Prompt >>
Select and copy out every line in the records containing "marker".
# Provided information start
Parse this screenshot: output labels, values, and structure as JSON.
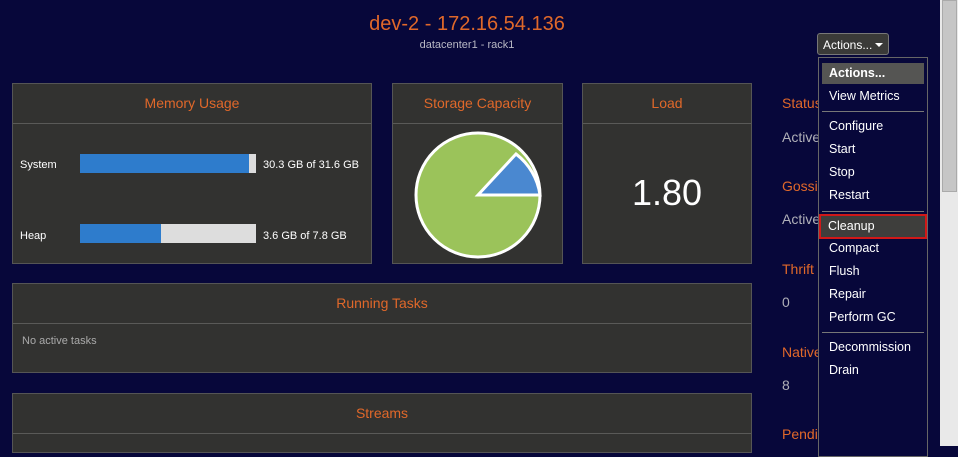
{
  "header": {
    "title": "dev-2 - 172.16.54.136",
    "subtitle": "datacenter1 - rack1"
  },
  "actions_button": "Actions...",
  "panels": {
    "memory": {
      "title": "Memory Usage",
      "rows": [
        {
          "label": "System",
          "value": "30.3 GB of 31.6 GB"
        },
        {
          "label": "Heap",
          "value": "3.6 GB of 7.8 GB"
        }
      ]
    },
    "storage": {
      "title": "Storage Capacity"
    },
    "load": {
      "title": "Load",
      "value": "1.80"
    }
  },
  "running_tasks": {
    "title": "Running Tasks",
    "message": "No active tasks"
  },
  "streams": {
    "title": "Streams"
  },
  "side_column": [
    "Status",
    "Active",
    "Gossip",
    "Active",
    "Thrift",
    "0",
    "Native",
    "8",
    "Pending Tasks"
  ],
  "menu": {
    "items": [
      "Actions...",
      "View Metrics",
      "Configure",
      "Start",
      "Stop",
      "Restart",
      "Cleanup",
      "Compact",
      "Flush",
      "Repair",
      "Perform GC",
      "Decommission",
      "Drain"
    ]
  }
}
# Provided information end
# Provided information start
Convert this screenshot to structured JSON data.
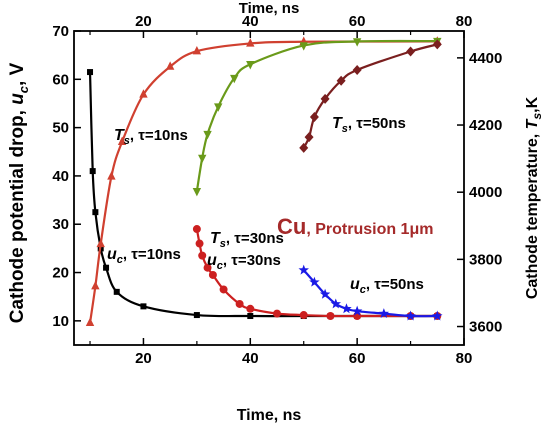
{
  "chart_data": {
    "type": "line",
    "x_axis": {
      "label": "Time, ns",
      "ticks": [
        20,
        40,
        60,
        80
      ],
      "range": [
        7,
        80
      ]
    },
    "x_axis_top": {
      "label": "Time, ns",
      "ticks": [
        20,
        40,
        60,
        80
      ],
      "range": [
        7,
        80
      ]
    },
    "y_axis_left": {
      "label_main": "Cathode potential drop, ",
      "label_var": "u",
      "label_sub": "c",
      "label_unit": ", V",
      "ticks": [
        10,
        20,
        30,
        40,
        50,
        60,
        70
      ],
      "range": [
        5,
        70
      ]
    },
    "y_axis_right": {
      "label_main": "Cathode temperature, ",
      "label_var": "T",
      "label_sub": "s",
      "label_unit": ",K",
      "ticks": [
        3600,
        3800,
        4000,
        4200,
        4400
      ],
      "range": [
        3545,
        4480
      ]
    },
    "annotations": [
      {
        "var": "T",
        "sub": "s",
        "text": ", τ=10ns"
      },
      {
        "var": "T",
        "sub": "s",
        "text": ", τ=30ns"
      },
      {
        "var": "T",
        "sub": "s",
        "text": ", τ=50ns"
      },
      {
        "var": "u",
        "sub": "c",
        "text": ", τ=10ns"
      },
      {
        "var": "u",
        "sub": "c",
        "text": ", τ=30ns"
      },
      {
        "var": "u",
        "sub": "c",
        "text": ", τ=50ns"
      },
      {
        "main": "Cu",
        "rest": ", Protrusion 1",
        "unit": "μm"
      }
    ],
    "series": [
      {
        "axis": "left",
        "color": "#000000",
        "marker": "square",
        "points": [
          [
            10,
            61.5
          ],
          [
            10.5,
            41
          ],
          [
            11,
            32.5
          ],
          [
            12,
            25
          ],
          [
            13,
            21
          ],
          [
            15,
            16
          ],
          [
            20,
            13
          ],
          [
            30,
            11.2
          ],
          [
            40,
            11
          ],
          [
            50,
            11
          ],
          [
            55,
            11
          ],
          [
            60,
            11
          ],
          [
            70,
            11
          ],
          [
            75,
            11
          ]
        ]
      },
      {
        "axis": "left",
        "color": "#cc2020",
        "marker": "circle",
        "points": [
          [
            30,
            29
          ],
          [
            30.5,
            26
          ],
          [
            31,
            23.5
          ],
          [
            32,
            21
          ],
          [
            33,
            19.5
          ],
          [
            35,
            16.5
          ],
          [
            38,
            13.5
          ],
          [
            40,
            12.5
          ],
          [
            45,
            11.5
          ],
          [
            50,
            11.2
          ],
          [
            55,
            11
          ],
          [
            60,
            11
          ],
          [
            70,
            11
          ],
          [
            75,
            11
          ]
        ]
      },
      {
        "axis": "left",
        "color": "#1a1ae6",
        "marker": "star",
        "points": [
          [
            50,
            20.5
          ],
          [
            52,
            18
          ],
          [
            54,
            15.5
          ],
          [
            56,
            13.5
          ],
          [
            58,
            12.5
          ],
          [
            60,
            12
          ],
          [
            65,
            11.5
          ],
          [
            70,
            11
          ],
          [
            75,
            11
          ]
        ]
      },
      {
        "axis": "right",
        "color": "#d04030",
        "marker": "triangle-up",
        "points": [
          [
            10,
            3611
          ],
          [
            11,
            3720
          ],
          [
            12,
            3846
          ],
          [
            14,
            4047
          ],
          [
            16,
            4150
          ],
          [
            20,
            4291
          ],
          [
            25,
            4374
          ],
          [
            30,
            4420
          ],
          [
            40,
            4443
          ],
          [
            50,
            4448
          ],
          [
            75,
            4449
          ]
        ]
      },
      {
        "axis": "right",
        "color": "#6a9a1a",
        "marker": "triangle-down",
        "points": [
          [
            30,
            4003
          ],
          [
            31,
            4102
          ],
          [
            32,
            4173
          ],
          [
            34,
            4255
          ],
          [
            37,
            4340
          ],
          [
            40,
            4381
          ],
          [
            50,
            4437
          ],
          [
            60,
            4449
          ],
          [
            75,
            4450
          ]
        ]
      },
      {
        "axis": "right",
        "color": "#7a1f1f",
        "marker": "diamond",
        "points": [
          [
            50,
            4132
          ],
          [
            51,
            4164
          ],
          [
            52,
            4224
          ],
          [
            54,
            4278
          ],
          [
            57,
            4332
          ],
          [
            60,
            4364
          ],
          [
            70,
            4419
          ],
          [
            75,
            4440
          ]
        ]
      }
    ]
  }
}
# Provided information end
Answer to the exercise >>
        "marker": "square",
        "marker": "circle",
        "marker": "star",
        "marker": "triangle-up",
        "marker": "triangle-down",
        "marker": "diamond",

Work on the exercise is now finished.